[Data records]
========================================================================

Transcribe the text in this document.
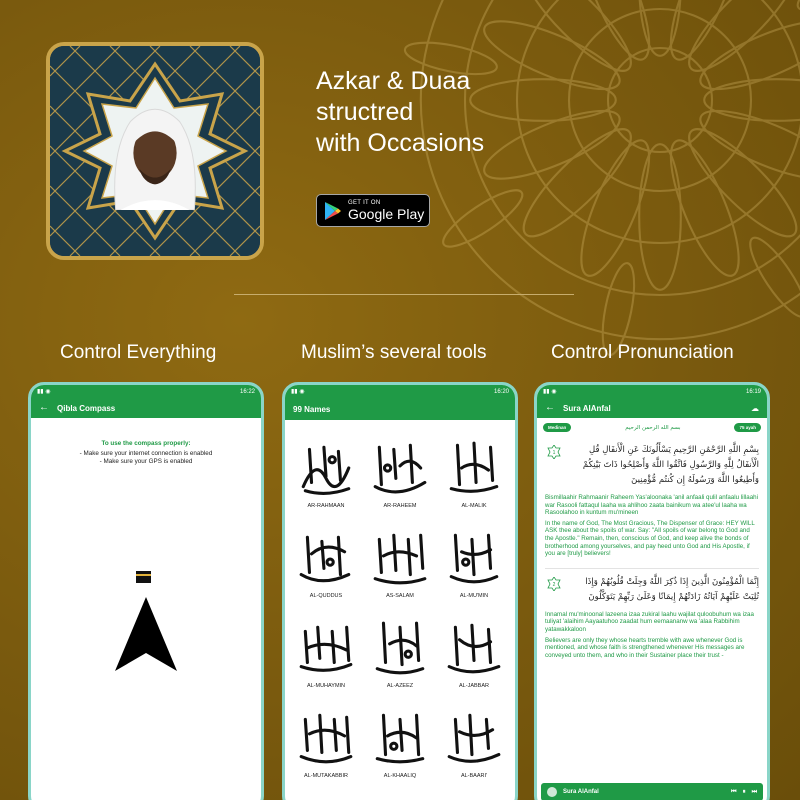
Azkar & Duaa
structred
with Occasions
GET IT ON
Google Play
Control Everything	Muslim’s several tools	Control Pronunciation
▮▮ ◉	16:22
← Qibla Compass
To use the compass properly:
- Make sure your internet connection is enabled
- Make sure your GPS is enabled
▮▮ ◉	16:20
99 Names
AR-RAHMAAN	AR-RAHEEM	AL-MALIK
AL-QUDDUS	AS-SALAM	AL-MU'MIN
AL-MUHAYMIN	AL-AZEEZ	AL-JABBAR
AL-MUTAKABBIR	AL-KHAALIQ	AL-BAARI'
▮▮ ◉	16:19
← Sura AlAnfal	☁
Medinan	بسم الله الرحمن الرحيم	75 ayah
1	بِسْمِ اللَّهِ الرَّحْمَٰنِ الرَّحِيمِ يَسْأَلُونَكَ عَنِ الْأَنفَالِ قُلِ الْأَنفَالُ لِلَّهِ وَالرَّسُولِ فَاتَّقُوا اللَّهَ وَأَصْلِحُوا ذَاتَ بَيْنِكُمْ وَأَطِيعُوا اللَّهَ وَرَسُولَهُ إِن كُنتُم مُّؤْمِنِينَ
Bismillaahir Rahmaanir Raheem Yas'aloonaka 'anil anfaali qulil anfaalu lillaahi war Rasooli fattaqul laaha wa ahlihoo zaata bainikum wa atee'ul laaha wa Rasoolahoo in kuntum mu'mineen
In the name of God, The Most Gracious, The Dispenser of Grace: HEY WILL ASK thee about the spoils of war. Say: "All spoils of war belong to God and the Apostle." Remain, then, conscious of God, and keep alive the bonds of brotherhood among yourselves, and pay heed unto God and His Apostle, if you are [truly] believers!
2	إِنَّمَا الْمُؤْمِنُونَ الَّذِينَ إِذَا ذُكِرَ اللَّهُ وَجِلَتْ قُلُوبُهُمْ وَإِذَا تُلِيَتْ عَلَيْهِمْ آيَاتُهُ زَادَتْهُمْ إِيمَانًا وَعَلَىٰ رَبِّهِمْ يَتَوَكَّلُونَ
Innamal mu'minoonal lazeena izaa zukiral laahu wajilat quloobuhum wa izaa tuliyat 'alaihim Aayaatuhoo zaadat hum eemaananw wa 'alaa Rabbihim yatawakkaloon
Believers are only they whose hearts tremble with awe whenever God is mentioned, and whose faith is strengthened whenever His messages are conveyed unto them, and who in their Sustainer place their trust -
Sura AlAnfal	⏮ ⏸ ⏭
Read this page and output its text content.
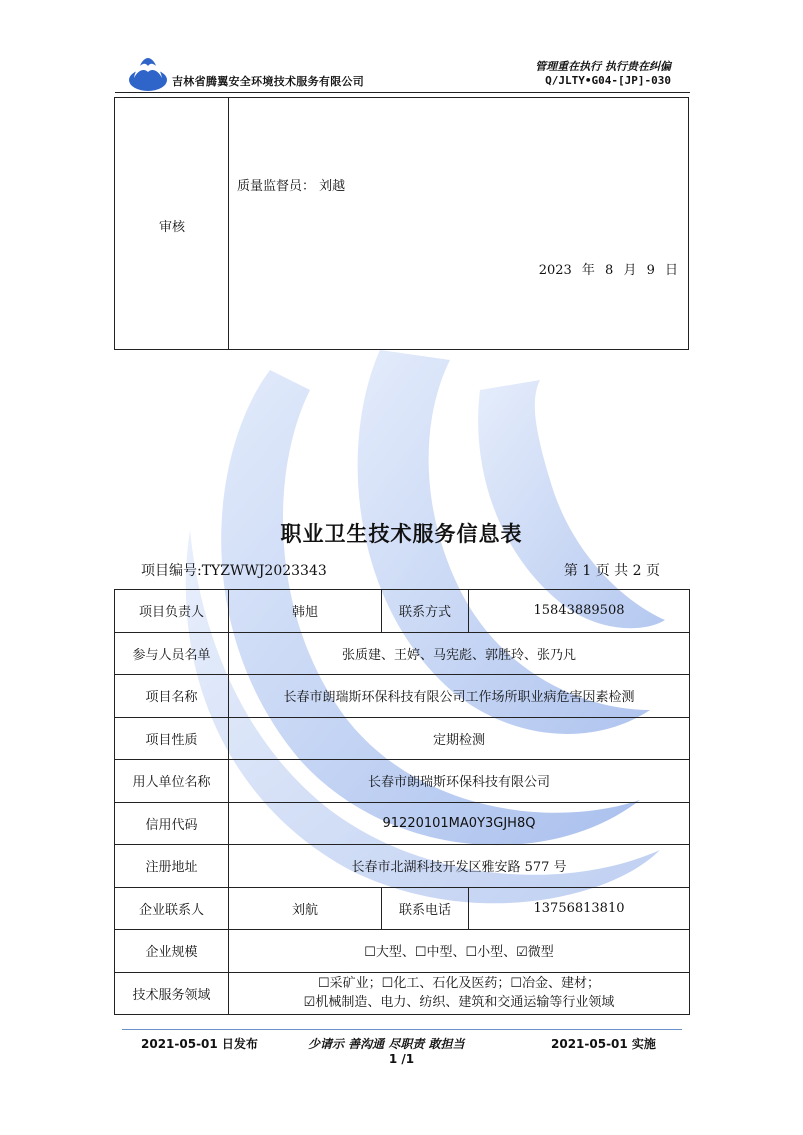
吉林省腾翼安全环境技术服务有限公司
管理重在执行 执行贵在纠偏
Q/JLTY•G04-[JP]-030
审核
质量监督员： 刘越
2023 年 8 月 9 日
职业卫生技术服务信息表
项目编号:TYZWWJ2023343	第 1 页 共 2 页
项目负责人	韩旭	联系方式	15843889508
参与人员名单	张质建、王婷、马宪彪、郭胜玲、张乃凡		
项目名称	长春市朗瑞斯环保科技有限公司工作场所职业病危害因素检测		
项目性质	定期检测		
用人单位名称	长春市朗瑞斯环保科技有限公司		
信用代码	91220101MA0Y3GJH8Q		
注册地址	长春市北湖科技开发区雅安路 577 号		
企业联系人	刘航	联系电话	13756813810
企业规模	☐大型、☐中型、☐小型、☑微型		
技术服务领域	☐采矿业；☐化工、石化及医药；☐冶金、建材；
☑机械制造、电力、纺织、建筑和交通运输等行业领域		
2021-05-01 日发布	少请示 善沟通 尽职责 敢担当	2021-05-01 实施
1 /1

========================================================================

▶ _Written problem_
Only the number should be given: how many lines of the data contain the word "this"?

▶ _Solution below_
2